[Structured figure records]
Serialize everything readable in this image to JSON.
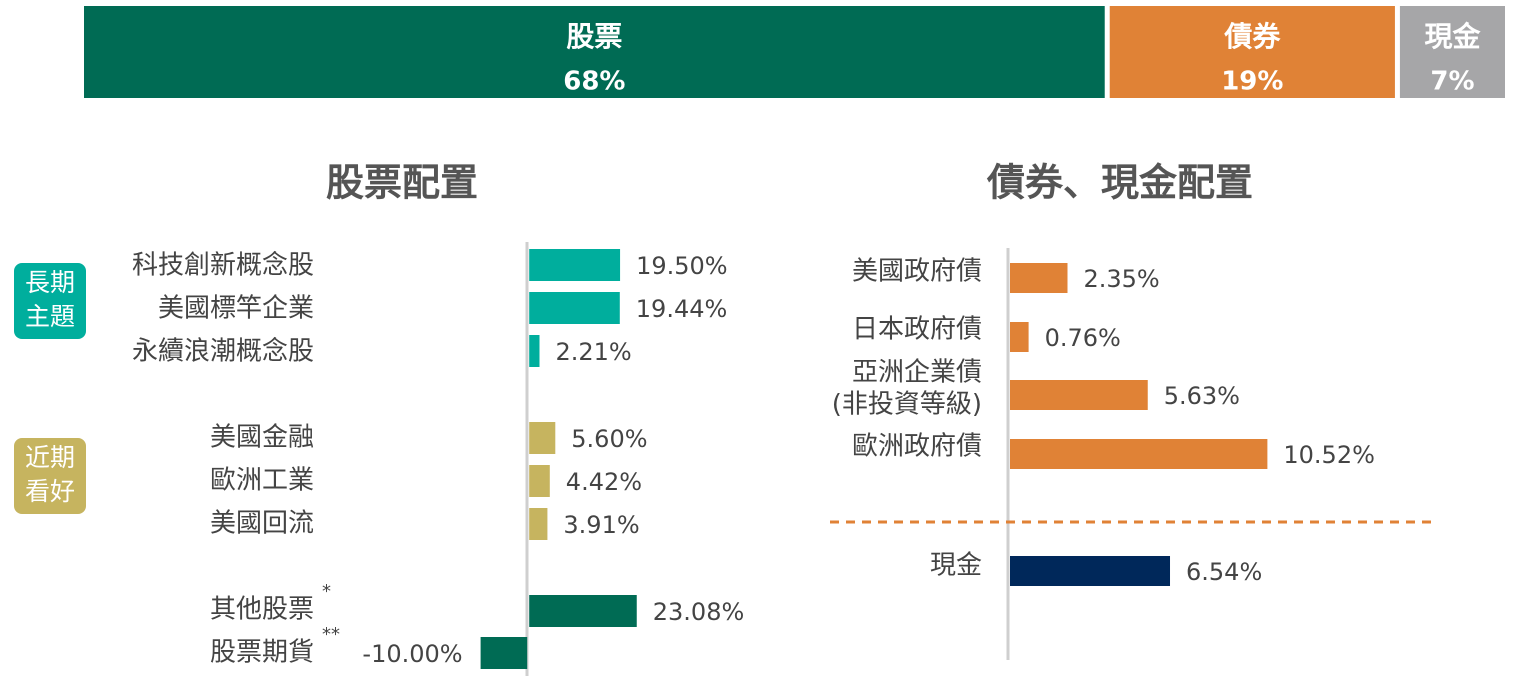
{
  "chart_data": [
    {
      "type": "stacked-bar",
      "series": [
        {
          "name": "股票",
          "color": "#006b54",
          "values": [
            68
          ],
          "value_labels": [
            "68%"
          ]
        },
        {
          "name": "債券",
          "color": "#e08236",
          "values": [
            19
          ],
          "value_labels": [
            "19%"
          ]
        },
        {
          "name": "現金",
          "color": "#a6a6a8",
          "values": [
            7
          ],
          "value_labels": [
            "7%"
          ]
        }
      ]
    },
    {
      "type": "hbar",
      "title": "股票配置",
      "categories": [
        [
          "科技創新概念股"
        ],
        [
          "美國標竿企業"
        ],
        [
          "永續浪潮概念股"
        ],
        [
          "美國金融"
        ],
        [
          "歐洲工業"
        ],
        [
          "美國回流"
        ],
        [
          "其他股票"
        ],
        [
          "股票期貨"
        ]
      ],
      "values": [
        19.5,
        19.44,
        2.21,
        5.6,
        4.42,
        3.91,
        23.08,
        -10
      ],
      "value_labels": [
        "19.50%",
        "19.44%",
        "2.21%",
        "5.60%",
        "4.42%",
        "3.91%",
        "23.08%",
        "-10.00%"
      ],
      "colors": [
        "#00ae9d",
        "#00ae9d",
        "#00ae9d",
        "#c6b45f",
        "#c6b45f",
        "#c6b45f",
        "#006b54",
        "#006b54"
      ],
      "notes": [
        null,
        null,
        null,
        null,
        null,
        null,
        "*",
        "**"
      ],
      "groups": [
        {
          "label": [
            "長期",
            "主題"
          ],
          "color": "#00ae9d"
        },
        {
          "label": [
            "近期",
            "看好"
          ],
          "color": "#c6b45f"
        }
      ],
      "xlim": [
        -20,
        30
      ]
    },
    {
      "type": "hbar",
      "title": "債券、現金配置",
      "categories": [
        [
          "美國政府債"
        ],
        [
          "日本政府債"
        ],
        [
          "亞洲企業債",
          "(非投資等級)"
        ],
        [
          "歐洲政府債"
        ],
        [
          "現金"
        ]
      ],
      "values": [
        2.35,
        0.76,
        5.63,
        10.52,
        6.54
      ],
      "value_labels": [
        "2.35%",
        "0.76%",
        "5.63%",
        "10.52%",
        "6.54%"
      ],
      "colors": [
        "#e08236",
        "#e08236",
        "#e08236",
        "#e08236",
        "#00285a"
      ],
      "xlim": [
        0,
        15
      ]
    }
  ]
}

_Exercise directions_. Reproduce the full listing faithfully, but do not carry over any pictures.

_Solution below_.
Serialize everything readable in this image to JSON.
{
  "chart_data": [
    {
      "type": "stacked-bar",
      "series": [
        {
          "name": "股票",
          "color": "#006b54",
          "values": [
            68
          ],
          "value_labels": [
            "68%"
          ]
        },
        {
          "name": "債券",
          "color": "#e08236",
          "values": [
            19
          ],
          "value_labels": [
            "19%"
          ]
        },
        {
          "name": "現金",
          "color": "#a6a6a8",
          "values": [
            7
          ],
          "value_labels": [
            "7%"
          ]
        }
      ]
    },
    {
      "type": "hbar",
      "title": "股票配置",
      "categories": [
        [
          "科技創新概念股"
        ],
        [
          "美國標竿企業"
        ],
        [
          "永續浪潮概念股"
        ],
        [
          "美國金融"
        ],
        [
          "歐洲工業"
        ],
        [
          "美國回流"
        ],
        [
          "其他股票"
        ],
        [
          "股票期貨"
        ]
      ],
      "values": [
        19.5,
        19.44,
        2.21,
        5.6,
        4.42,
        3.91,
        23.08,
        -10
      ],
      "value_labels": [
        "19.50%",
        "19.44%",
        "2.21%",
        "5.60%",
        "4.42%",
        "3.91%",
        "23.08%",
        "-10.00%"
      ],
      "colors": [
        "#00ae9d",
        "#00ae9d",
        "#00ae9d",
        "#c6b45f",
        "#c6b45f",
        "#c6b45f",
        "#006b54",
        "#006b54"
      ],
      "notes": [
        null,
        null,
        null,
        null,
        null,
        null,
        "*",
        "**"
      ],
      "groups": [
        {
          "label": [
            "長期",
            "主題"
          ],
          "color": "#00ae9d"
        },
        {
          "label": [
            "近期",
            "看好"
          ],
          "color": "#c6b45f"
        }
      ],
      "xlim": [
        -20,
        30
      ]
    },
    {
      "type": "hbar",
      "title": "債券、現金配置",
      "categories": [
        [
          "美國政府債"
        ],
        [
          "日本政府債"
        ],
        [
          "亞洲企業債",
          "(非投資等級)"
        ],
        [
          "歐洲政府債"
        ],
        [
          "現金"
        ]
      ],
      "values": [
        2.35,
        0.76,
        5.63,
        10.52,
        6.54
      ],
      "value_labels": [
        "2.35%",
        "0.76%",
        "5.63%",
        "10.52%",
        "6.54%"
      ],
      "colors": [
        "#e08236",
        "#e08236",
        "#e08236",
        "#e08236",
        "#00285a"
      ],
      "xlim": [
        0,
        15
      ]
    }
  ]
}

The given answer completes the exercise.